§ Dataset records:
────

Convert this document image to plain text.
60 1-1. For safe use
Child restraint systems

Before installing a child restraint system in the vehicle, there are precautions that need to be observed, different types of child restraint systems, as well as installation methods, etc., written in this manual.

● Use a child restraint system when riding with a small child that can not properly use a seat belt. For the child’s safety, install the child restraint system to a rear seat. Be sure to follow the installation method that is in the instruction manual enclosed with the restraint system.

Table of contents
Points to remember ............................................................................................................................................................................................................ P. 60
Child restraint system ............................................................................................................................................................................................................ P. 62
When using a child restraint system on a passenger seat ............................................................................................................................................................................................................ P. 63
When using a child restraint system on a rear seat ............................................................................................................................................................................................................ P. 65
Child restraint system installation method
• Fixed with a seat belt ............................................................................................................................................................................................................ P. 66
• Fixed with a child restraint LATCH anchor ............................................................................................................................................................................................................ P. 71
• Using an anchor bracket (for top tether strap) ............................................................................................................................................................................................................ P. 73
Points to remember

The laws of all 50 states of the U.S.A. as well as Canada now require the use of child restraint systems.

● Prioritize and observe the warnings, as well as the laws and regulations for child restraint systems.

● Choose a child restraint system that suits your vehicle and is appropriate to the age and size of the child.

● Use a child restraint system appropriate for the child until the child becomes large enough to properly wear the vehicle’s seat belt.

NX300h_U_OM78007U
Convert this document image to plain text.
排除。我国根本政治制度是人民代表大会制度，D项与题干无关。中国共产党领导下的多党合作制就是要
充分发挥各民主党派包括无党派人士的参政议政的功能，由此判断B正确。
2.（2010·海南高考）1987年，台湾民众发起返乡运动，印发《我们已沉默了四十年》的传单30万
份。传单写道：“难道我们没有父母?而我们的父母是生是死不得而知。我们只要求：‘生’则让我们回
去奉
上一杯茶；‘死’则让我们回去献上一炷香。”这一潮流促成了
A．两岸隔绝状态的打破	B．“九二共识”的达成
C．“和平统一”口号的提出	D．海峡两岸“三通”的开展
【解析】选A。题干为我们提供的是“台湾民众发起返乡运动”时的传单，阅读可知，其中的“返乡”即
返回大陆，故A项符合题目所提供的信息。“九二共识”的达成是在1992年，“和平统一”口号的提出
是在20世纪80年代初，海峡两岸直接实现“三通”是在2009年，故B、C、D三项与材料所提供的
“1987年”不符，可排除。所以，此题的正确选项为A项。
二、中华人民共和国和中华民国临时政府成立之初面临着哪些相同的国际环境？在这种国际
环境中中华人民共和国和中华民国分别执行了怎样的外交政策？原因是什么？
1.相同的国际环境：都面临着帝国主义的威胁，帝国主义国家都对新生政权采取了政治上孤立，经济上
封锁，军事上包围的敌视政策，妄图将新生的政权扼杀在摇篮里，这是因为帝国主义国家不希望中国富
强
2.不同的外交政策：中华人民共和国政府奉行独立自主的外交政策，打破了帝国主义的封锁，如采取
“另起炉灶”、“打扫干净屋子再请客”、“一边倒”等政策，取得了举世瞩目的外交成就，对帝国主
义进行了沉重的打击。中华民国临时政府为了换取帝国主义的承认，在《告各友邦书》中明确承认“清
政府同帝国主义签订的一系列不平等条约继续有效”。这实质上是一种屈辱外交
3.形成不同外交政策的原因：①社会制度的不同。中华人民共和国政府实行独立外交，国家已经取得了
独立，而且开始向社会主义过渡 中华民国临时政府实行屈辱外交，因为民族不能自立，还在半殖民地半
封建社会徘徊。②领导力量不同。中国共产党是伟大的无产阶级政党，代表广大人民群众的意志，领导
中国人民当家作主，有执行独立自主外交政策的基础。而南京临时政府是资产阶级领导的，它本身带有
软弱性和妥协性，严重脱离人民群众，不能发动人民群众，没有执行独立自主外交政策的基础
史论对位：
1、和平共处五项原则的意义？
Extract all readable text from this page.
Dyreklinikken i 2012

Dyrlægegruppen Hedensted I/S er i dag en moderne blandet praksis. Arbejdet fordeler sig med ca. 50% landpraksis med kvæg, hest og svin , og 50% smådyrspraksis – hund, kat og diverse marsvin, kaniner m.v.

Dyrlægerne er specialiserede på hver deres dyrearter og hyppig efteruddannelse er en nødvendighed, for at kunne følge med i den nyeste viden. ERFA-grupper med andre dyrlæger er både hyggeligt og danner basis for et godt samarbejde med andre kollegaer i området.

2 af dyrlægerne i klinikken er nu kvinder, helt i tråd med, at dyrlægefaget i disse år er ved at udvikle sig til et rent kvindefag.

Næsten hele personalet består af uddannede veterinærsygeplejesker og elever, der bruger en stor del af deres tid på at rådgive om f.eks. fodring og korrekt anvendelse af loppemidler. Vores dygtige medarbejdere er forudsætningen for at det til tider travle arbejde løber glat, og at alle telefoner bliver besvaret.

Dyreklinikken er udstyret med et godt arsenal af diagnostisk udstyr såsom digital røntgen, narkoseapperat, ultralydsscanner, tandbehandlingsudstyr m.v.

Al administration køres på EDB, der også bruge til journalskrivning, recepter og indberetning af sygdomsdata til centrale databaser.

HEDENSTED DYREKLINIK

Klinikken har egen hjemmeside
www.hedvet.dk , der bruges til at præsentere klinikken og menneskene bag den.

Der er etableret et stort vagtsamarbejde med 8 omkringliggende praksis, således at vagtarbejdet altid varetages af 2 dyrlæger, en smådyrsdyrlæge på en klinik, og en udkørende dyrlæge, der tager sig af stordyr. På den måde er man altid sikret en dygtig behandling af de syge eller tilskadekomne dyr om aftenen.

────

§ Directions: Copy each line of the data that contains the word "laws".

§ Solution to this task:
The laws of all 50 states of the U.S.A. as well as Canada now require the use of child restraint systems.
● Prioritize and observe the warnings, as well as the laws and regulations for child restraint systems.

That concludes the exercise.